▶ _EXERCISE MATERIALS_

------------------------

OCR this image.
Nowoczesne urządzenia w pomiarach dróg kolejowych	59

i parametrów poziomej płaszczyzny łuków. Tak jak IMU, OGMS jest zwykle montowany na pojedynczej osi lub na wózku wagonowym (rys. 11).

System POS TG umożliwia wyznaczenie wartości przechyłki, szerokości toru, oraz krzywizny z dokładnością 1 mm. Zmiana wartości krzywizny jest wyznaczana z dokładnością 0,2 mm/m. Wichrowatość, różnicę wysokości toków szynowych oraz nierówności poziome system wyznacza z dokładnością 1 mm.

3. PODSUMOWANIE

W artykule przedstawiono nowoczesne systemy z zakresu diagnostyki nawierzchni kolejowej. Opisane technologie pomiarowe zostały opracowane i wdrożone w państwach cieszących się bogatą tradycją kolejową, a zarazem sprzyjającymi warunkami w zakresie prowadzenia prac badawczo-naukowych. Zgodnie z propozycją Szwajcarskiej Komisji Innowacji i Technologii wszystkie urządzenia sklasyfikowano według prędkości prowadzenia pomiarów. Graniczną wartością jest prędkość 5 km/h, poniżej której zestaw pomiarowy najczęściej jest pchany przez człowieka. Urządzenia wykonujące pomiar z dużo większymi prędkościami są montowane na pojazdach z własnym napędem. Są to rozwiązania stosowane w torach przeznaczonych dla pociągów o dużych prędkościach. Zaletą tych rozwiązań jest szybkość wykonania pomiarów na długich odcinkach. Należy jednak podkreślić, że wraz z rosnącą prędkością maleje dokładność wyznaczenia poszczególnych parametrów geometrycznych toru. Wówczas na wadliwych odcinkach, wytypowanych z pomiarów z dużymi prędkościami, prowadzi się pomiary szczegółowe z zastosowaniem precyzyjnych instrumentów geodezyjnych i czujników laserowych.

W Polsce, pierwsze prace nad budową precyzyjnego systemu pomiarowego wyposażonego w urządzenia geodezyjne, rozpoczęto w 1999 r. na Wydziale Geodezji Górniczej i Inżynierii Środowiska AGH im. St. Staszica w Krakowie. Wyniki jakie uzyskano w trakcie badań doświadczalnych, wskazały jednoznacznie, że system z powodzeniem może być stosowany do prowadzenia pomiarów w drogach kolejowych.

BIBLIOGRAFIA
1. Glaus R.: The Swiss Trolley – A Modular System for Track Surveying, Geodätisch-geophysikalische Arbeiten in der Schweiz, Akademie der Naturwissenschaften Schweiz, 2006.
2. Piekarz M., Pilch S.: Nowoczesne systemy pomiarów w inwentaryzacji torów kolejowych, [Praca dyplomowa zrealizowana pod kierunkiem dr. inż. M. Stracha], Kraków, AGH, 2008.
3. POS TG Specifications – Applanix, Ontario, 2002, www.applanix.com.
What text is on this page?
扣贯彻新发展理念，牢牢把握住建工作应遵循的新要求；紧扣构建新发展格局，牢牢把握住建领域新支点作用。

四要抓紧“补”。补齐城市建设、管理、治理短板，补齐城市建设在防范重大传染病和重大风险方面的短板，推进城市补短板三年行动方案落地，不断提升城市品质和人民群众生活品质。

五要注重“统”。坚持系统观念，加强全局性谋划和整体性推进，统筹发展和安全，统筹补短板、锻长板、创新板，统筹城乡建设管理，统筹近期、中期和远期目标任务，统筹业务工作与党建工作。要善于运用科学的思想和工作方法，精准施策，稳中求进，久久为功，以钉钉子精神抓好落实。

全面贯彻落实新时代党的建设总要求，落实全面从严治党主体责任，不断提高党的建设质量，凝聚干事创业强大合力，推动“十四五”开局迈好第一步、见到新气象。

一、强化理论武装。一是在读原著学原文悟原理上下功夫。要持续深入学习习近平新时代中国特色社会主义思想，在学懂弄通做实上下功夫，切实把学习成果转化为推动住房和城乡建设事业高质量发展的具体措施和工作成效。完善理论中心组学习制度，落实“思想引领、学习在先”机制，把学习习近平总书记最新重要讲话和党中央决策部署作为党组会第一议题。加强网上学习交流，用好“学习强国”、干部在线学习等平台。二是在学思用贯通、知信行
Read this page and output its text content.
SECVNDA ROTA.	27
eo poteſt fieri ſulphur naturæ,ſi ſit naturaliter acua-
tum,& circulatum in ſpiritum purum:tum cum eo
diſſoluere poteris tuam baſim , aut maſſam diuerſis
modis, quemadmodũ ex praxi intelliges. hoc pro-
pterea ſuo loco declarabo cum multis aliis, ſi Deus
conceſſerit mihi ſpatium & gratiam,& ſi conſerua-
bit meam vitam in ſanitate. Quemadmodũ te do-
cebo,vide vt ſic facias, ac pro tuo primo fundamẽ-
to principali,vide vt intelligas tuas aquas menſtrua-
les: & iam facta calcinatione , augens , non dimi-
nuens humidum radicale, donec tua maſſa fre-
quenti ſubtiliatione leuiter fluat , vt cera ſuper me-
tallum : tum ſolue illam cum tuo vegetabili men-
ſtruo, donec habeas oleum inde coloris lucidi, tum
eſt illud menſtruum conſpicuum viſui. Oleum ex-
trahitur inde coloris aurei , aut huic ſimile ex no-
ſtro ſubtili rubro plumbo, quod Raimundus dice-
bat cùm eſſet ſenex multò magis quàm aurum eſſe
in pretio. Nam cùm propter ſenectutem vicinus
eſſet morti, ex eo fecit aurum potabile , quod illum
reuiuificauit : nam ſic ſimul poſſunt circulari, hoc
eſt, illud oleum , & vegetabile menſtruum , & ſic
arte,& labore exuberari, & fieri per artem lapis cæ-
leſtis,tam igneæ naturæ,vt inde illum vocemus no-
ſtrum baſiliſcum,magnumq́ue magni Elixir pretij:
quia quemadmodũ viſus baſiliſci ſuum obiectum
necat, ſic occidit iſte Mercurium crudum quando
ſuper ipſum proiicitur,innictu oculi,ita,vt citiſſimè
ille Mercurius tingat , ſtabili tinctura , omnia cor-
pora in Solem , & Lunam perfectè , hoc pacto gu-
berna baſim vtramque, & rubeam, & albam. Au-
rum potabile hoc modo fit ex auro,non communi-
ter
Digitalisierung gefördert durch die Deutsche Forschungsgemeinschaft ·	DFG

------------------------

▶ _WHAT TO DO_
Retype all the records, matching them exactly.

▶ _TASK OUTPUT_
OCR this image.
Nowoczesne urządzenia w pomiarach dróg kolejowych	59

i parametrów poziomej płaszczyzny łuków. Tak jak IMU, OGMS jest zwykle montowany na pojedynczej osi lub na wózku wagonowym (rys. 11).

System POS TG umożliwia wyznaczenie wartości przechyłki, szerokości toru, oraz krzywizny z dokładnością 1 mm. Zmiana wartości krzywizny jest wyznaczana z dokładnością 0,2 mm/m. Wichrowatość, różnicę wysokości toków szynowych oraz nierówności poziome system wyznacza z dokładnością 1 mm.

3. PODSUMOWANIE

W artykule przedstawiono nowoczesne systemy z zakresu diagnostyki nawierzchni kolejowej. Opisane technologie pomiarowe zostały opracowane i wdrożone w państwach cieszących się bogatą tradycją kolejową, a zarazem sprzyjającymi warunkami w zakresie prowadzenia prac badawczo-naukowych. Zgodnie z propozycją Szwajcarskiej Komisji Innowacji i Technologii wszystkie urządzenia sklasyfikowano według prędkości prowadzenia pomiarów. Graniczną wartością jest prędkość 5 km/h, poniżej której zestaw pomiarowy najczęściej jest pchany przez człowieka. Urządzenia wykonujące pomiar z dużo większymi prędkościami są montowane na pojazdach z własnym napędem. Są to rozwiązania stosowane w torach przeznaczonych dla pociągów o dużych prędkościach. Zaletą tych rozwiązań jest szybkość wykonania pomiarów na długich odcinkach. Należy jednak podkreślić, że wraz z rosnącą prędkością maleje dokładność wyznaczenia poszczególnych parametrów geometrycznych toru. Wówczas na wadliwych odcinkach, wytypowanych z pomiarów z dużymi prędkościami, prowadzi się pomiary szczegółowe z zastosowaniem precyzyjnych instrumentów geodezyjnych i czujników laserowych.

W Polsce, pierwsze prace nad budową precyzyjnego systemu pomiarowego wyposażonego w urządzenia geodezyjne, rozpoczęto w 1999 r. na Wydziale Geodezji Górniczej i Inżynierii Środowiska AGH im. St. Staszica w Krakowie. Wyniki jakie uzyskano w trakcie badań doświadczalnych, wskazały jednoznacznie, że system z powodzeniem może być stosowany do prowadzenia pomiarów w drogach kolejowych.

BIBLIOGRAFIA
1. Glaus R.: The Swiss Trolley – A Modular System for Track Surveying, Geodätisch-geophysikalische Arbeiten in der Schweiz, Akademie der Naturwissenschaften Schweiz, 2006.
2. Piekarz M., Pilch S.: Nowoczesne systemy pomiarów w inwentaryzacji torów kolejowych, [Praca dyplomowa zrealizowana pod kierunkiem dr. inż. M. Stracha], Kraków, AGH, 2008.
3. POS TG Specifications – Applanix, Ontario, 2002, www.applanix.com.
What text is on this page?
扣贯彻新发展理念，牢牢把握住建工作应遵循的新要求；紧扣构建新发展格局，牢牢把握住建领域新支点作用。

四要抓紧“补”。补齐城市建设、管理、治理短板，补齐城市建设在防范重大传染病和重大风险方面的短板，推进城市补短板三年行动方案落地，不断提升城市品质和人民群众生活品质。

五要注重“统”。坚持系统观念，加强全局性谋划和整体性推进，统筹发展和安全，统筹补短板、锻长板、创新板，统筹城乡建设管理，统筹近期、中期和远期目标任务，统筹业务工作与党建工作。要善于运用科学的思想和工作方法，精准施策，稳中求进，久久为功，以钉钉子精神抓好落实。

全面贯彻落实新时代党的建设总要求，落实全面从严治党主体责任，不断提高党的建设质量，凝聚干事创业强大合力，推动“十四五”开局迈好第一步、见到新气象。

一、强化理论武装。一是在读原著学原文悟原理上下功夫。要持续深入学习习近平新时代中国特色社会主义思想，在学懂弄通做实上下功夫，切实把学习成果转化为推动住房和城乡建设事业高质量发展的具体措施和工作成效。完善理论中心组学习制度，落实“思想引领、学习在先”机制，把学习习近平总书记最新重要讲话和党中央决策部署作为党组会第一议题。加强网上学习交流，用好“学习强国”、干部在线学习等平台。二是在学思用贯通、知信行
Read this page and output its text content.
SECVNDA ROTA.	27
eo poteſt fieri ſulphur naturæ,ſi ſit naturaliter acua-
tum,& circulatum in ſpiritum purum:tum cum eo
diſſoluere poteris tuam baſim , aut maſſam diuerſis
modis, quemadmodũ ex praxi intelliges. hoc pro-
pterea ſuo loco declarabo cum multis aliis, ſi Deus
conceſſerit mihi ſpatium & gratiam,& ſi conſerua-
bit meam vitam in ſanitate. Quemadmodũ te do-
cebo,vide vt ſic facias, ac pro tuo primo fundamẽ-
to principali,vide vt intelligas tuas aquas menſtrua-
les: & iam facta calcinatione , augens , non dimi-
nuens humidum radicale, donec tua maſſa fre-
quenti ſubtiliatione leuiter fluat , vt cera ſuper me-
tallum : tum ſolue illam cum tuo vegetabili men-
ſtruo, donec habeas oleum inde coloris lucidi, tum
eſt illud menſtruum conſpicuum viſui. Oleum ex-
trahitur inde coloris aurei , aut huic ſimile ex no-
ſtro ſubtili rubro plumbo, quod Raimundus dice-
bat cùm eſſet ſenex multò magis quàm aurum eſſe
in pretio. Nam cùm propter ſenectutem vicinus
eſſet morti, ex eo fecit aurum potabile , quod illum
reuiuificauit : nam ſic ſimul poſſunt circulari, hoc
eſt, illud oleum , & vegetabile menſtruum , & ſic
arte,& labore exuberari, & fieri per artem lapis cæ-
leſtis,tam igneæ naturæ,vt inde illum vocemus no-
ſtrum baſiliſcum,magnumq́ue magni Elixir pretij:
quia quemadmodũ viſus baſiliſci ſuum obiectum
necat, ſic occidit iſte Mercurium crudum quando
ſuper ipſum proiicitur,innictu oculi,ita,vt citiſſimè
ille Mercurius tingat , ſtabili tinctura , omnia cor-
pora in Solem , & Lunam perfectè , hoc pacto gu-
berna baſim vtramque, & rubeam, & albam. Au-
rum potabile hoc modo fit ex auro,non communi-
ter
Digitalisierung gefördert durch die Deutsche Forschungsgemeinschaft ·	DFG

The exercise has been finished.